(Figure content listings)
———

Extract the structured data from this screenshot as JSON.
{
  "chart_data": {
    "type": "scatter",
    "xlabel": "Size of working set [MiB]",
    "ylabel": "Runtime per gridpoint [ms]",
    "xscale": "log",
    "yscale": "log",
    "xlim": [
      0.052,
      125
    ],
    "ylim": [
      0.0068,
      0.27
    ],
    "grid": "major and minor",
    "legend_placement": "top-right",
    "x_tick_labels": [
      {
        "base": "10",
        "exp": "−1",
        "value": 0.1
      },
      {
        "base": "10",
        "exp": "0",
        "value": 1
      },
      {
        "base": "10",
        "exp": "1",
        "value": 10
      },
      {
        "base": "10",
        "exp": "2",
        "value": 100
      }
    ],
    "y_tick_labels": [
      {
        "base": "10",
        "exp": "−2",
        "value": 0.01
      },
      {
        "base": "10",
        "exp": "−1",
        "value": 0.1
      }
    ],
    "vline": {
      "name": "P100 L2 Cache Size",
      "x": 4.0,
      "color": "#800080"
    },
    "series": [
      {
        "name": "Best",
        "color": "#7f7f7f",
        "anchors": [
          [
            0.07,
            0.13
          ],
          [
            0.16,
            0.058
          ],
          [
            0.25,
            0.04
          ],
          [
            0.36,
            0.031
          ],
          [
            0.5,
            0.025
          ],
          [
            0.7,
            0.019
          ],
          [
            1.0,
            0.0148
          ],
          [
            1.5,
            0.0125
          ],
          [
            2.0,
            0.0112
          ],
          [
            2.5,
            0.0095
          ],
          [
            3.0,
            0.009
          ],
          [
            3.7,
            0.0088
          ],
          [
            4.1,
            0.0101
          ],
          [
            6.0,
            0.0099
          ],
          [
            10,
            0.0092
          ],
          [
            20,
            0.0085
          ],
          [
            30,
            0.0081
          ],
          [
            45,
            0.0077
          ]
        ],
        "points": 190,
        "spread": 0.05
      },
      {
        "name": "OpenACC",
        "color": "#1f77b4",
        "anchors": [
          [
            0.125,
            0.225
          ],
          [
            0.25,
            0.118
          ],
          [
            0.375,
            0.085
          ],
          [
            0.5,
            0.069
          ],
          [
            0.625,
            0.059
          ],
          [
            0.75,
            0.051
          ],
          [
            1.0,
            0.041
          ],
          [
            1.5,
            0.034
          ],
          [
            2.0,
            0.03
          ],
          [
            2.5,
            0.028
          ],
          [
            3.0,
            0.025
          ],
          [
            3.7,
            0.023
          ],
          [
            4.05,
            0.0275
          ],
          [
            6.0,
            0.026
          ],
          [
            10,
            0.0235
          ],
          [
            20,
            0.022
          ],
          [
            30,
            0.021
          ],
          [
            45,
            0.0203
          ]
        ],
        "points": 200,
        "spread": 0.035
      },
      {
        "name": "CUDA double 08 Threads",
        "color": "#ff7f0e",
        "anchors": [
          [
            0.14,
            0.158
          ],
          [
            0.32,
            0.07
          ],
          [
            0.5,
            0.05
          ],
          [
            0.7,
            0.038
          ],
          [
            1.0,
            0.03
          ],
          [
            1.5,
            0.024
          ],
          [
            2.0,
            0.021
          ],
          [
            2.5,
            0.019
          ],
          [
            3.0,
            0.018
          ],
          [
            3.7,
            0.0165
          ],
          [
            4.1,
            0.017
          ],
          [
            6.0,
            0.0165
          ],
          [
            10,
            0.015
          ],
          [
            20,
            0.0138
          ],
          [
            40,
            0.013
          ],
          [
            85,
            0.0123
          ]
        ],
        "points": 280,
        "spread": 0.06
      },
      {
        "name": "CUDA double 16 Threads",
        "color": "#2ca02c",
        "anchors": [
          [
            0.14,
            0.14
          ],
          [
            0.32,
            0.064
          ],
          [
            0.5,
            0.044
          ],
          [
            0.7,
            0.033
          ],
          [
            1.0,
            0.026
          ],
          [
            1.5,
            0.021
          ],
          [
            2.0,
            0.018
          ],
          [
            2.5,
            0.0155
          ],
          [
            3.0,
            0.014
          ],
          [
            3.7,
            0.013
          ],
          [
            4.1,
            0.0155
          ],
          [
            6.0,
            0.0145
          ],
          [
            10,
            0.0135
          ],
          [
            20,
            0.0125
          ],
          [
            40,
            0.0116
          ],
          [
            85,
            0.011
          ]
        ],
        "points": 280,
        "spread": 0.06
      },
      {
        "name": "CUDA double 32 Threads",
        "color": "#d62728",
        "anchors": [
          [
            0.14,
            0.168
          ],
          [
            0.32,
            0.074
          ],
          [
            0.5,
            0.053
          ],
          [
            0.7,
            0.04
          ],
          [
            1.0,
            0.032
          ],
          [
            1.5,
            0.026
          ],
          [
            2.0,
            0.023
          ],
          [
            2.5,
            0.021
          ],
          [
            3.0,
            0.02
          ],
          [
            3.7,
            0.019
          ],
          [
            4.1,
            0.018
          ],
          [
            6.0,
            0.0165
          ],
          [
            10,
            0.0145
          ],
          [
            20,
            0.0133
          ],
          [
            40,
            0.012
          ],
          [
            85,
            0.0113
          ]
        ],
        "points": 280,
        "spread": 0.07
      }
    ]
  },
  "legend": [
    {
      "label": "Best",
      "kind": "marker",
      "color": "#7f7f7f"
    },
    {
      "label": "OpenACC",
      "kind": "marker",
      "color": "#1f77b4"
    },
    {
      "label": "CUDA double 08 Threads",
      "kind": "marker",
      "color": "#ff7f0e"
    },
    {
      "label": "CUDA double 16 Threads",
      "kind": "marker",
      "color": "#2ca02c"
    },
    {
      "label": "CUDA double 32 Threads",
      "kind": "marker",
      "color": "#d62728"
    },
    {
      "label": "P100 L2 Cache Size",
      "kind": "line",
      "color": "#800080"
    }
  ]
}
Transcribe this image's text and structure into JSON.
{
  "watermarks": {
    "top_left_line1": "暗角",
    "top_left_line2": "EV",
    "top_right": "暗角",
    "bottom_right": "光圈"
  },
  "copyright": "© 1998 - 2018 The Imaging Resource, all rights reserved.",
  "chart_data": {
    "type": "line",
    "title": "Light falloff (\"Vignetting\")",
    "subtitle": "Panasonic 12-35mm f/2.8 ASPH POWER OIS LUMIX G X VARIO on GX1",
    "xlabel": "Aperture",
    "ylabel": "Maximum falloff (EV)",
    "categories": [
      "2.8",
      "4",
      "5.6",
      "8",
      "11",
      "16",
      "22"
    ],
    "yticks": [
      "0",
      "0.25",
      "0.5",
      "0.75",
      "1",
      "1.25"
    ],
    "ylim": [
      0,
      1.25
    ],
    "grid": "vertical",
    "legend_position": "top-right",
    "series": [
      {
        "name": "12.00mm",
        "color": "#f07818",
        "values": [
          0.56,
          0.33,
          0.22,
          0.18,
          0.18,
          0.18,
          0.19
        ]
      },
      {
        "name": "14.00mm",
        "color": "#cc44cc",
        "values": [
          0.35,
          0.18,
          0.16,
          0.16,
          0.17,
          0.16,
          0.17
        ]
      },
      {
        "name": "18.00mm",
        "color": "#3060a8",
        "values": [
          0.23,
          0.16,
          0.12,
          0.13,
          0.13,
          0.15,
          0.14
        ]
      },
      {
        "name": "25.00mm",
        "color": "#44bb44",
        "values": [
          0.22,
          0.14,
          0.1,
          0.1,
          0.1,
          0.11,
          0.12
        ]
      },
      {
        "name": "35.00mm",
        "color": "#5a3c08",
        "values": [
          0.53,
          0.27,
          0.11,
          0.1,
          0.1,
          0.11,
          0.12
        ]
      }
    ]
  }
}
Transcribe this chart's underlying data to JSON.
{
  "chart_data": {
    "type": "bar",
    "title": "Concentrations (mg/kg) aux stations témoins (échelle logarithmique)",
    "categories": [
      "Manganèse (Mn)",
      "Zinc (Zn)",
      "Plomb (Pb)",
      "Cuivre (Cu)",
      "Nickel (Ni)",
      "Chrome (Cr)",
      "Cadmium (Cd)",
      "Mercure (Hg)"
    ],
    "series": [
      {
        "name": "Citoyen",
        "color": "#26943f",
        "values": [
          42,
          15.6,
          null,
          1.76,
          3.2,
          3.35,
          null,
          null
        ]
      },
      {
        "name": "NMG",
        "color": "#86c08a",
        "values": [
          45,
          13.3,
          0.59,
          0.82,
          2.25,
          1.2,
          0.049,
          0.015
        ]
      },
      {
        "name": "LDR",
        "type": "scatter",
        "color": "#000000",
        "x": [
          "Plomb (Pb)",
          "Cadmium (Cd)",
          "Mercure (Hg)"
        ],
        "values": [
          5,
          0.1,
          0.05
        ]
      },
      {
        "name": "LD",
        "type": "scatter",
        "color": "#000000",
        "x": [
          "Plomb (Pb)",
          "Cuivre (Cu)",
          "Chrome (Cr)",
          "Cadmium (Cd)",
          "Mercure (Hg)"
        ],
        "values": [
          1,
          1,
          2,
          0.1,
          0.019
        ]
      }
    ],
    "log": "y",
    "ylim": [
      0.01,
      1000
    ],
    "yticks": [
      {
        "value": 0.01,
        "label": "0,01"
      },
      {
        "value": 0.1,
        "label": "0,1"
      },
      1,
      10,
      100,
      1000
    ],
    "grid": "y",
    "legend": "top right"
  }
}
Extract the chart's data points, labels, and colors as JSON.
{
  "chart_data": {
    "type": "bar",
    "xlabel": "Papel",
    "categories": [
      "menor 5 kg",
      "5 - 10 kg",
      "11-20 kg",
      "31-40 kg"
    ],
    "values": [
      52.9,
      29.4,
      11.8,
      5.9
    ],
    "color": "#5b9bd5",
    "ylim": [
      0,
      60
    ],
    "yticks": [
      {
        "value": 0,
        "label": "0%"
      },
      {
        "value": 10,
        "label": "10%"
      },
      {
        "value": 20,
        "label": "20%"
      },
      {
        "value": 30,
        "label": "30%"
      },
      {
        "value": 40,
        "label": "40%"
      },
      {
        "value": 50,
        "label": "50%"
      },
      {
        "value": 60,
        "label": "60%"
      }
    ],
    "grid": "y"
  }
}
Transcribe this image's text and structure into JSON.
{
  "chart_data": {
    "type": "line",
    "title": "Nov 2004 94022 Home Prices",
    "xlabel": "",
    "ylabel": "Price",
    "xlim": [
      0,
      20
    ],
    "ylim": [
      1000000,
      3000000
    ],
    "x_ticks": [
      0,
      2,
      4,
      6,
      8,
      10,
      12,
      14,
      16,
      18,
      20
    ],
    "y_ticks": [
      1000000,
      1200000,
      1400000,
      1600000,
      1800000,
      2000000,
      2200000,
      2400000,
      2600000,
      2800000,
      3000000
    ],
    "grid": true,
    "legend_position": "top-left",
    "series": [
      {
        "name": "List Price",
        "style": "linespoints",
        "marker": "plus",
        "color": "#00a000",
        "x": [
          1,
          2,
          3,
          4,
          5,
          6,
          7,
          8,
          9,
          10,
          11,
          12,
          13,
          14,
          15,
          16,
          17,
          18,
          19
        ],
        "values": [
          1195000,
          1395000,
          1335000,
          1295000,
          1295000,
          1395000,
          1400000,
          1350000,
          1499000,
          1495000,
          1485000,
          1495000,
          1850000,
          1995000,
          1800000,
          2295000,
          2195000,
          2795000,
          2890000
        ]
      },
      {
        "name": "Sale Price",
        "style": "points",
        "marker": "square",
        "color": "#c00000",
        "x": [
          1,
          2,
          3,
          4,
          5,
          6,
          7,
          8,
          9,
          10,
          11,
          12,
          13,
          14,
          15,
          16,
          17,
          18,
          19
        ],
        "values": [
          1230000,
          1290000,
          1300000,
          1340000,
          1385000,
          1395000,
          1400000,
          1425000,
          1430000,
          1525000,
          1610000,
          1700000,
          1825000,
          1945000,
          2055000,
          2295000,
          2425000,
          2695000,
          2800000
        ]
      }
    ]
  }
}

———

§ **Problem statement**: Copy out every line in the entries above that holds "Extract".

§ **The solution**:
Extract the structured data from this screenshot as JSON.
Extract the chart's data points, labels, and colors as JSON.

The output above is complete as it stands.